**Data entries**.
▶

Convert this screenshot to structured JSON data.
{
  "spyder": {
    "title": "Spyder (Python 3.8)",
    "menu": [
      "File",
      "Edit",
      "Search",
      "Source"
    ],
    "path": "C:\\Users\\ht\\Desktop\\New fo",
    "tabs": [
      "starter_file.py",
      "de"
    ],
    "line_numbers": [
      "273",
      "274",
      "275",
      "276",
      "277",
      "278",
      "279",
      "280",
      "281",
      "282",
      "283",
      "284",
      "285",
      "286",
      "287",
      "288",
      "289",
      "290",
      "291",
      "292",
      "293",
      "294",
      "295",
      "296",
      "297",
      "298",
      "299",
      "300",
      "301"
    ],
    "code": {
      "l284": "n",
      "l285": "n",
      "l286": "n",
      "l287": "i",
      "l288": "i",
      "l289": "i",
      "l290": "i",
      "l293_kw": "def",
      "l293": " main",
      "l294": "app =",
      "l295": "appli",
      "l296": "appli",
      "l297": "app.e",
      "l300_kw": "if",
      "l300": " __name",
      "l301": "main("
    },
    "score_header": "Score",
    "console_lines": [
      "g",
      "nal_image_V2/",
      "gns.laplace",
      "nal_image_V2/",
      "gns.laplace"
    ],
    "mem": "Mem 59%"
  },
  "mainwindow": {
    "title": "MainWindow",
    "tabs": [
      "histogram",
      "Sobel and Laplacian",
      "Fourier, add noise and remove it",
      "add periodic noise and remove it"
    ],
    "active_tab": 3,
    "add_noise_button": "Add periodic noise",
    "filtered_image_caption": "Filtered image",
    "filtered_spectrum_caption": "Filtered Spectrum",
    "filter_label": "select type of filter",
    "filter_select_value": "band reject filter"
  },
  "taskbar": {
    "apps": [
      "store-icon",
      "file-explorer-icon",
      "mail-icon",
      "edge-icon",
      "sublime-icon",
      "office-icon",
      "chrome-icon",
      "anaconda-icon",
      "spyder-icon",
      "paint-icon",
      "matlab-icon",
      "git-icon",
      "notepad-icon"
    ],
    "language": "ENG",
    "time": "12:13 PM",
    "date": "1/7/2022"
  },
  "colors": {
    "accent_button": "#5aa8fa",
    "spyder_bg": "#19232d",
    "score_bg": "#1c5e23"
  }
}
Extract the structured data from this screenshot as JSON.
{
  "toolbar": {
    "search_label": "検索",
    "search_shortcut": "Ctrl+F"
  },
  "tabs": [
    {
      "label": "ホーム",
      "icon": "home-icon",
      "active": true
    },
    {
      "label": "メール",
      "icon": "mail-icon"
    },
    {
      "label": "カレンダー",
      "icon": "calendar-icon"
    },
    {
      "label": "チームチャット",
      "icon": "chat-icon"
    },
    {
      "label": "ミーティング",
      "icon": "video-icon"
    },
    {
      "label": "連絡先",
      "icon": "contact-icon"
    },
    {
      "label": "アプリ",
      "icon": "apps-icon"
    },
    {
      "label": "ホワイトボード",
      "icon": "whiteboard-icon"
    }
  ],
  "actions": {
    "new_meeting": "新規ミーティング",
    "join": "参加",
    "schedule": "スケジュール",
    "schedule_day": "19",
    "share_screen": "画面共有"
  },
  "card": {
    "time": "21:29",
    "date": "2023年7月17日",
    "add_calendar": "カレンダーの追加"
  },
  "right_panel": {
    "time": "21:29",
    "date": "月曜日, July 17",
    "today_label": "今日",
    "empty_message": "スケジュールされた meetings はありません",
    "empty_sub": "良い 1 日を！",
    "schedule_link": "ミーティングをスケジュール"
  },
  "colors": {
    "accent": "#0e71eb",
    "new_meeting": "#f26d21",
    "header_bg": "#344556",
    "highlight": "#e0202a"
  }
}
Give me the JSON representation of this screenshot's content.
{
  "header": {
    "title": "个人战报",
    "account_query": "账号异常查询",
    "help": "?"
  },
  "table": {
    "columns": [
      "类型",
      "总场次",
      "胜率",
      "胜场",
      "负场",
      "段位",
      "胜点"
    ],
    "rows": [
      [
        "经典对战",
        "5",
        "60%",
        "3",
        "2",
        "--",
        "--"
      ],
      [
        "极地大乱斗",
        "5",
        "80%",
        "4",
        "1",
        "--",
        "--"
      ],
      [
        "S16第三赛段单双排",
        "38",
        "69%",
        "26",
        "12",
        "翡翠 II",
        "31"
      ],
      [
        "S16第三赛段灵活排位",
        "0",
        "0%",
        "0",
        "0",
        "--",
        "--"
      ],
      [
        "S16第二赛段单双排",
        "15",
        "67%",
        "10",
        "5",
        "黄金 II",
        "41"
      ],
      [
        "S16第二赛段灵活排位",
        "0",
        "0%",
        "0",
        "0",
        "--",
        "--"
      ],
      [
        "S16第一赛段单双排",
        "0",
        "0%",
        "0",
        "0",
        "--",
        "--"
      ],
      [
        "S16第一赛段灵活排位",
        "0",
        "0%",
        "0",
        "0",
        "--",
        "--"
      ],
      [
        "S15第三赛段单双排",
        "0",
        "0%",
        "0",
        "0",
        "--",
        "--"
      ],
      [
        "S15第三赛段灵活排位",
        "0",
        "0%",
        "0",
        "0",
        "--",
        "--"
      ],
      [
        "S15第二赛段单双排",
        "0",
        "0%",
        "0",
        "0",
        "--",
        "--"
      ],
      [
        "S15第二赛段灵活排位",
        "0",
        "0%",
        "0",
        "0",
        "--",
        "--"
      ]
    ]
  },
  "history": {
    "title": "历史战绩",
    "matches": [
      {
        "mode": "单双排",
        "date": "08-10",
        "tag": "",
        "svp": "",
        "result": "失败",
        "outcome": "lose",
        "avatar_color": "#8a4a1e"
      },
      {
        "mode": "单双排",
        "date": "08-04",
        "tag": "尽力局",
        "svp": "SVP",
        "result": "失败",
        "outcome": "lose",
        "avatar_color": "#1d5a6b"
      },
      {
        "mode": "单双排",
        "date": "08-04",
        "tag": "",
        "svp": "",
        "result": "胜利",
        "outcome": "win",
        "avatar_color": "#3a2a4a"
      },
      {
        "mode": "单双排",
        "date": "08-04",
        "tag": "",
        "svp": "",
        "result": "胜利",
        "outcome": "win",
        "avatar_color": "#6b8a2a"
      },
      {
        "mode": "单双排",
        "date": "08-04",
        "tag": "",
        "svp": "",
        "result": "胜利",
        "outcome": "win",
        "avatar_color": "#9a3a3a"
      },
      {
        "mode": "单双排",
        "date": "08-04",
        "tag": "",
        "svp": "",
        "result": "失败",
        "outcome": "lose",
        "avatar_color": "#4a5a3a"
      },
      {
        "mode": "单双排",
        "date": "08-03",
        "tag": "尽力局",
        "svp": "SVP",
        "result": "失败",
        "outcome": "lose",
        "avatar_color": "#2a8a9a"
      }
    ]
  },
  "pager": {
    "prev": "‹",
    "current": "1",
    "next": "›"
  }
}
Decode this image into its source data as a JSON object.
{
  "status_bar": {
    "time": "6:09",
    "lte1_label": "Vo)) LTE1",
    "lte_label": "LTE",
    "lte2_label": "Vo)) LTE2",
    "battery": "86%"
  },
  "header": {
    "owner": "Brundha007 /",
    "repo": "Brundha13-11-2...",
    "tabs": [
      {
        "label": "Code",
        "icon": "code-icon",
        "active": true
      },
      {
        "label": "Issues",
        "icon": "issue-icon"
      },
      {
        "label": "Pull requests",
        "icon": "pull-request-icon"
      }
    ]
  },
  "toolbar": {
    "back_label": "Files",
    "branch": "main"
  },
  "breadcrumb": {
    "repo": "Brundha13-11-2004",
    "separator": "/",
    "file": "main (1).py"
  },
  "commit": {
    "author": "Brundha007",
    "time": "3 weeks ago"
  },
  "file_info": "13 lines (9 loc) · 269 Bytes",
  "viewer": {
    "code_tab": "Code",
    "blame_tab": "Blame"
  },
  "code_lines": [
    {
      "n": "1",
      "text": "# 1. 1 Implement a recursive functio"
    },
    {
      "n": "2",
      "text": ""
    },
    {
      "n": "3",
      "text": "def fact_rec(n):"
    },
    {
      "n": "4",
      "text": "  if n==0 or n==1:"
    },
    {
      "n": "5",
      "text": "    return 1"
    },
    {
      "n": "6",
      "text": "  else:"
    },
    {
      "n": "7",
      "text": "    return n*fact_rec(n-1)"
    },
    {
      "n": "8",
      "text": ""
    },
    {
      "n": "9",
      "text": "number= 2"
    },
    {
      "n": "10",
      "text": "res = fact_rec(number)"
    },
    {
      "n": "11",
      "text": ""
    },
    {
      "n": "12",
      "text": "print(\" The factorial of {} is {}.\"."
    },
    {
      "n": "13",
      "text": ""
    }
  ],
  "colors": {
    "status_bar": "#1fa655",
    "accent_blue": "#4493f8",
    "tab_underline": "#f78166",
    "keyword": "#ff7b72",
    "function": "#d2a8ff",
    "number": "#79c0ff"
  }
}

◀

**Short exercise**. Report the number of lines above containing the word "this", with no other text.

**Solution to the problem**. 4